**Given exercise**:
Your task is to repeat the entries exactly. Leave the pictures out.

**Input**:
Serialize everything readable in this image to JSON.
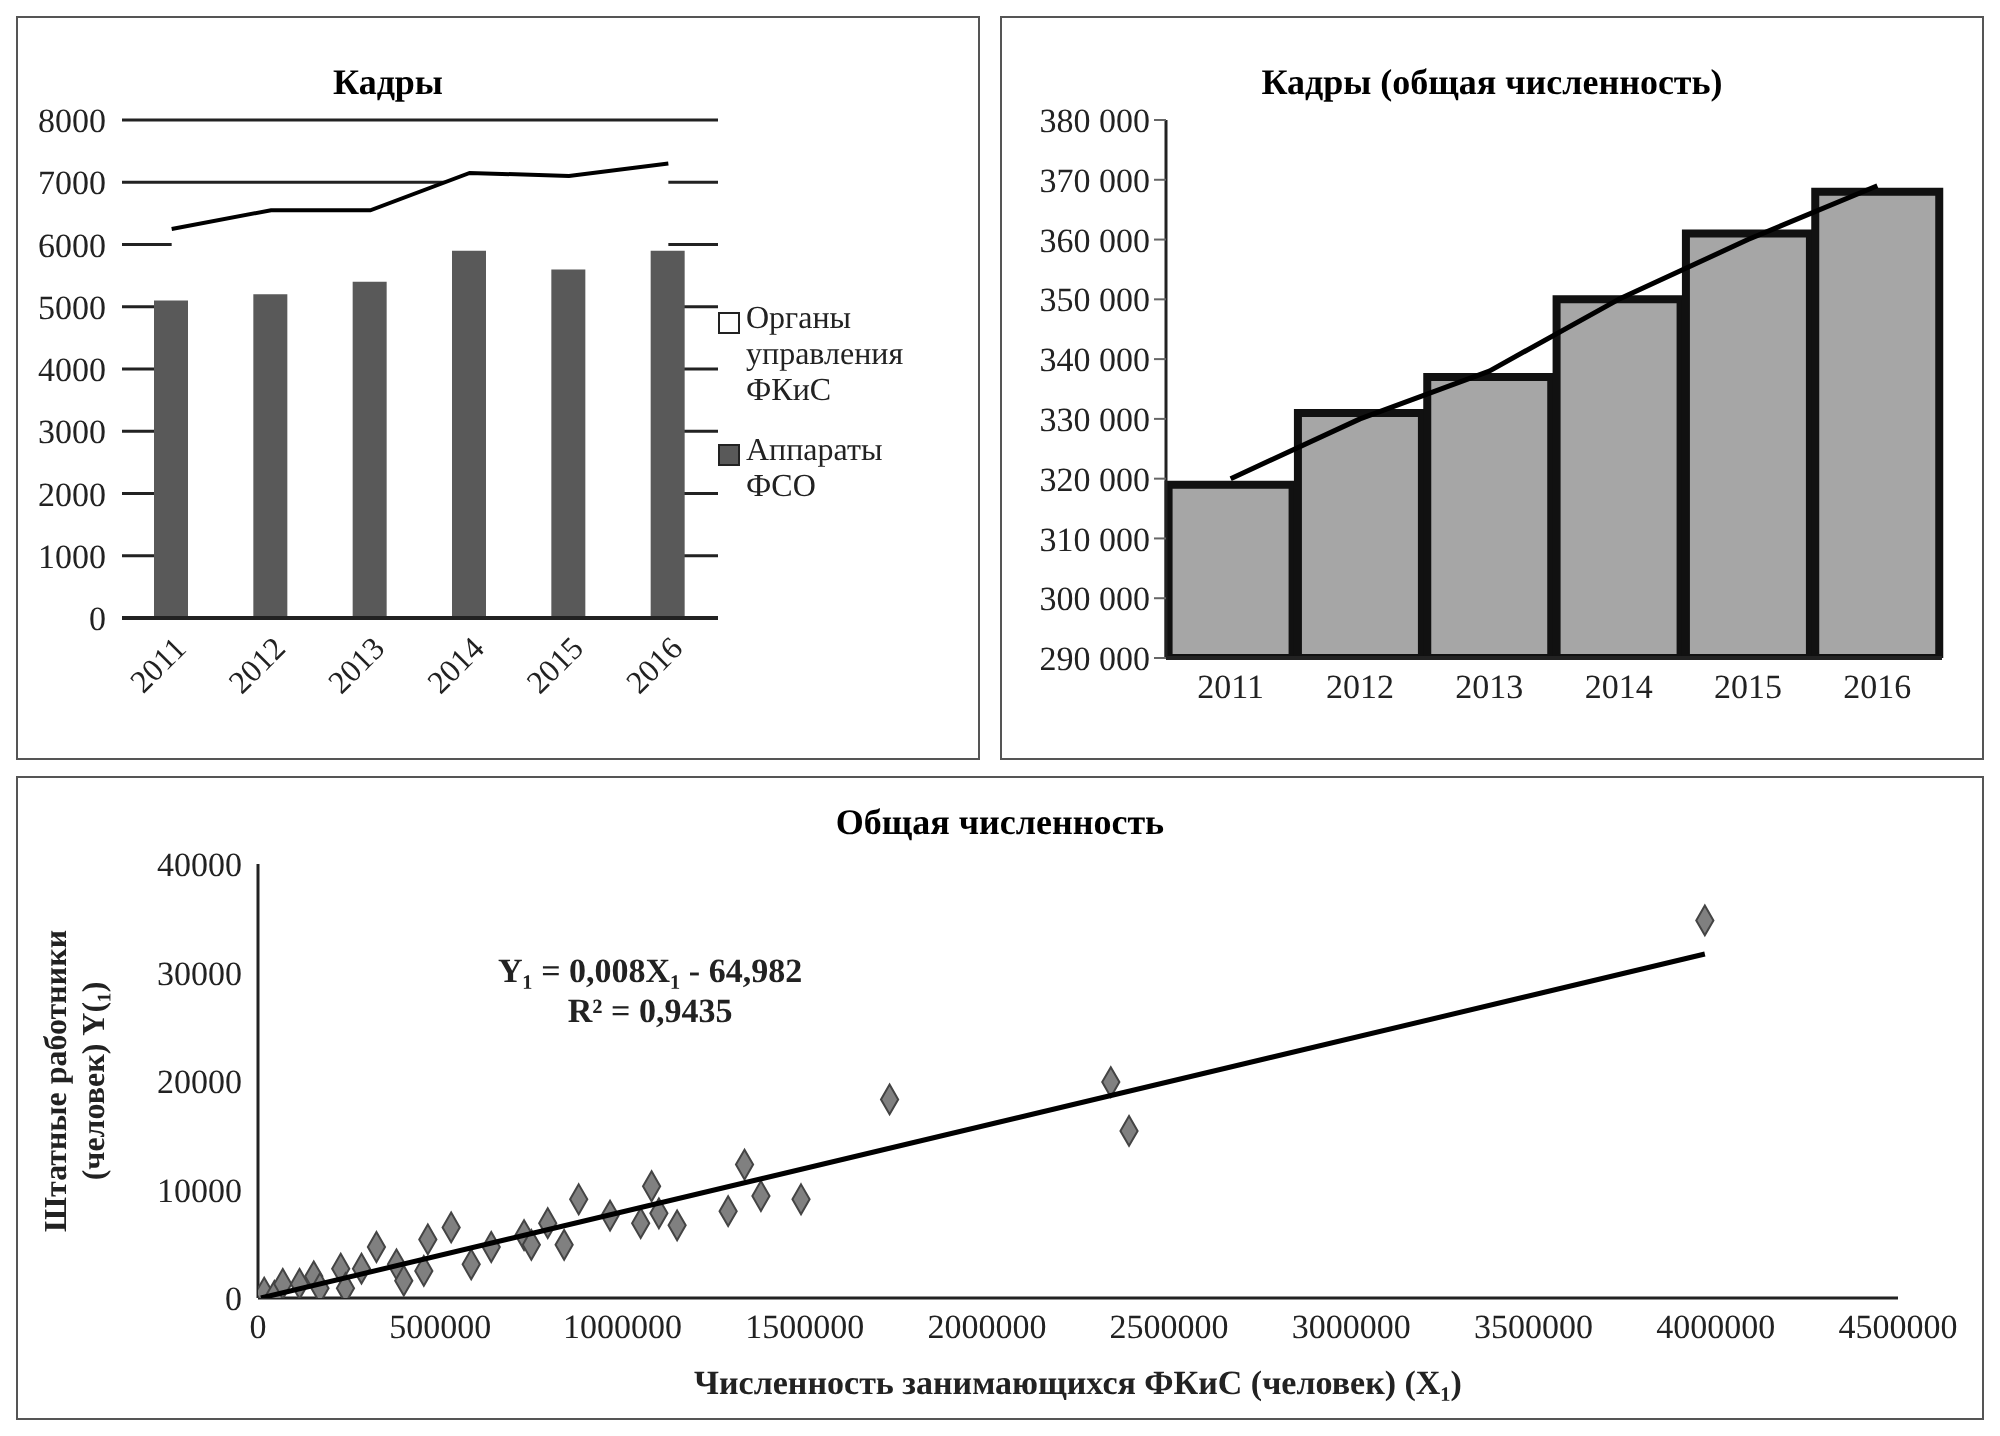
{
  "chart_data": [
    {
      "type": "bar",
      "title": "Кадры",
      "categories": [
        "2011",
        "2012",
        "2013",
        "2014",
        "2015",
        "2016"
      ],
      "series": [
        {
          "name": "Органы управления ФКиС",
          "type": "area",
          "color": "#ffffff",
          "values": [
            6250,
            6550,
            6550,
            7150,
            7100,
            7300
          ]
        },
        {
          "name": "Аппараты ФСО",
          "type": "bar",
          "color": "#595959",
          "values": [
            5100,
            5200,
            5400,
            5900,
            5600,
            5900
          ]
        }
      ],
      "ylim": [
        0,
        8000
      ],
      "yticks": [
        0,
        1000,
        2000,
        3000,
        4000,
        5000,
        6000,
        7000,
        8000
      ],
      "grid": "y",
      "legend": "right"
    },
    {
      "type": "bar",
      "title": "Кадры (общая численность)",
      "categories": [
        "2011",
        "2012",
        "2013",
        "2014",
        "2015",
        "2016"
      ],
      "series": [
        {
          "type": "bar",
          "color": "#a6a6a6",
          "values": [
            319000,
            331000,
            337000,
            350000,
            361000,
            368000
          ]
        },
        {
          "type": "line",
          "color": "#000000",
          "values": [
            320000,
            330000,
            338000,
            350000,
            360000,
            369000
          ]
        }
      ],
      "ylim": [
        290000,
        380000
      ],
      "yticks": [
        {
          "value": 290000,
          "label": "290 000"
        },
        {
          "value": 300000,
          "label": "300 000"
        },
        {
          "value": 310000,
          "label": "310 000"
        },
        {
          "value": 320000,
          "label": "320 000"
        },
        {
          "value": 330000,
          "label": "330 000"
        },
        {
          "value": 340000,
          "label": "340 000"
        },
        {
          "value": 350000,
          "label": "350 000"
        },
        {
          "value": 360000,
          "label": "360 000"
        },
        {
          "value": 370000,
          "label": "370 000"
        },
        {
          "value": 380000,
          "label": "380 000"
        }
      ]
    },
    {
      "type": "scatter",
      "title": "Общая численность",
      "xlabel": "Численность занимающихся ФКиС (человек) (X₁)",
      "ylabel": "Штатные работники (человек) Y(₁)",
      "series": [
        {
          "type": "scatter",
          "color": "#808080",
          "x": [
            17000,
            45000,
            68000,
            114000,
            153000,
            170000,
            227000,
            240000,
            284000,
            325000,
            380000,
            400000,
            455000,
            466000,
            530000,
            585000,
            640000,
            730000,
            750000,
            795000,
            840000,
            880000,
            966000,
            1050000,
            1080000,
            1100000,
            1150000,
            1290000,
            1335000,
            1380000,
            1490000,
            1733000,
            2340000,
            2390000,
            3970000
          ],
          "values": [
            500,
            200,
            1300,
            1300,
            2000,
            900,
            2700,
            900,
            2700,
            4700,
            3100,
            1600,
            2500,
            5400,
            6500,
            3100,
            4700,
            5800,
            4900,
            6900,
            4900,
            9100,
            7600,
            6900,
            10300,
            7800,
            6700,
            8000,
            12300,
            9400,
            9100,
            18300,
            19900,
            15400,
            34800
          ]
        },
        {
          "type": "line",
          "color": "#000000",
          "marker": "none",
          "x": [
            8000,
            3970000
          ],
          "values": [
            0,
            31700
          ]
        }
      ],
      "xlim": [
        0,
        4500000
      ],
      "xticks": [
        0,
        500000,
        1000000,
        1500000,
        2000000,
        2500000,
        3000000,
        3500000,
        4000000,
        4500000
      ],
      "ylim": [
        0,
        40000
      ],
      "yticks": [
        0,
        10000,
        20000,
        30000,
        40000
      ],
      "marker": "diamond",
      "annotations": [
        "Y₁ = 0,008X₁ - 64,982",
        "R² = 0,9435"
      ]
    }
  ]
}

**Exercise response**:
Serialize everything readable in this image to JSON.
{
  "chart_data": [
    {
      "type": "bar",
      "title": "Кадры",
      "categories": [
        "2011",
        "2012",
        "2013",
        "2014",
        "2015",
        "2016"
      ],
      "series": [
        {
          "name": "Органы управления ФКиС",
          "type": "area",
          "color": "#ffffff",
          "values": [
            6250,
            6550,
            6550,
            7150,
            7100,
            7300
          ]
        },
        {
          "name": "Аппараты ФСО",
          "type": "bar",
          "color": "#595959",
          "values": [
            5100,
            5200,
            5400,
            5900,
            5600,
            5900
          ]
        }
      ],
      "ylim": [
        0,
        8000
      ],
      "yticks": [
        0,
        1000,
        2000,
        3000,
        4000,
        5000,
        6000,
        7000,
        8000
      ],
      "grid": "y",
      "legend": "right"
    },
    {
      "type": "bar",
      "title": "Кадры (общая численность)",
      "categories": [
        "2011",
        "2012",
        "2013",
        "2014",
        "2015",
        "2016"
      ],
      "series": [
        {
          "type": "bar",
          "color": "#a6a6a6",
          "values": [
            319000,
            331000,
            337000,
            350000,
            361000,
            368000
          ]
        },
        {
          "type": "line",
          "color": "#000000",
          "values": [
            320000,
            330000,
            338000,
            350000,
            360000,
            369000
          ]
        }
      ],
      "ylim": [
        290000,
        380000
      ],
      "yticks": [
        {
          "value": 290000,
          "label": "290 000"
        },
        {
          "value": 300000,
          "label": "300 000"
        },
        {
          "value": 310000,
          "label": "310 000"
        },
        {
          "value": 320000,
          "label": "320 000"
        },
        {
          "value": 330000,
          "label": "330 000"
        },
        {
          "value": 340000,
          "label": "340 000"
        },
        {
          "value": 350000,
          "label": "350 000"
        },
        {
          "value": 360000,
          "label": "360 000"
        },
        {
          "value": 370000,
          "label": "370 000"
        },
        {
          "value": 380000,
          "label": "380 000"
        }
      ]
    },
    {
      "type": "scatter",
      "title": "Общая численность",
      "xlabel": "Численность занимающихся ФКиС (человек) (X₁)",
      "ylabel": "Штатные работники (человек) Y(₁)",
      "series": [
        {
          "type": "scatter",
          "color": "#808080",
          "x": [
            17000,
            45000,
            68000,
            114000,
            153000,
            170000,
            227000,
            240000,
            284000,
            325000,
            380000,
            400000,
            455000,
            466000,
            530000,
            585000,
            640000,
            730000,
            750000,
            795000,
            840000,
            880000,
            966000,
            1050000,
            1080000,
            1100000,
            1150000,
            1290000,
            1335000,
            1380000,
            1490000,
            1733000,
            2340000,
            2390000,
            3970000
          ],
          "values": [
            500,
            200,
            1300,
            1300,
            2000,
            900,
            2700,
            900,
            2700,
            4700,
            3100,
            1600,
            2500,
            5400,
            6500,
            3100,
            4700,
            5800,
            4900,
            6900,
            4900,
            9100,
            7600,
            6900,
            10300,
            7800,
            6700,
            8000,
            12300,
            9400,
            9100,
            18300,
            19900,
            15400,
            34800
          ]
        },
        {
          "type": "line",
          "color": "#000000",
          "marker": "none",
          "x": [
            8000,
            3970000
          ],
          "values": [
            0,
            31700
          ]
        }
      ],
      "xlim": [
        0,
        4500000
      ],
      "xticks": [
        0,
        500000,
        1000000,
        1500000,
        2000000,
        2500000,
        3000000,
        3500000,
        4000000,
        4500000
      ],
      "ylim": [
        0,
        40000
      ],
      "yticks": [
        0,
        10000,
        20000,
        30000,
        40000
      ],
      "marker": "diamond",
      "annotations": [
        "Y₁ = 0,008X₁ - 64,982",
        "R² = 0,9435"
      ]
    }
  ]
}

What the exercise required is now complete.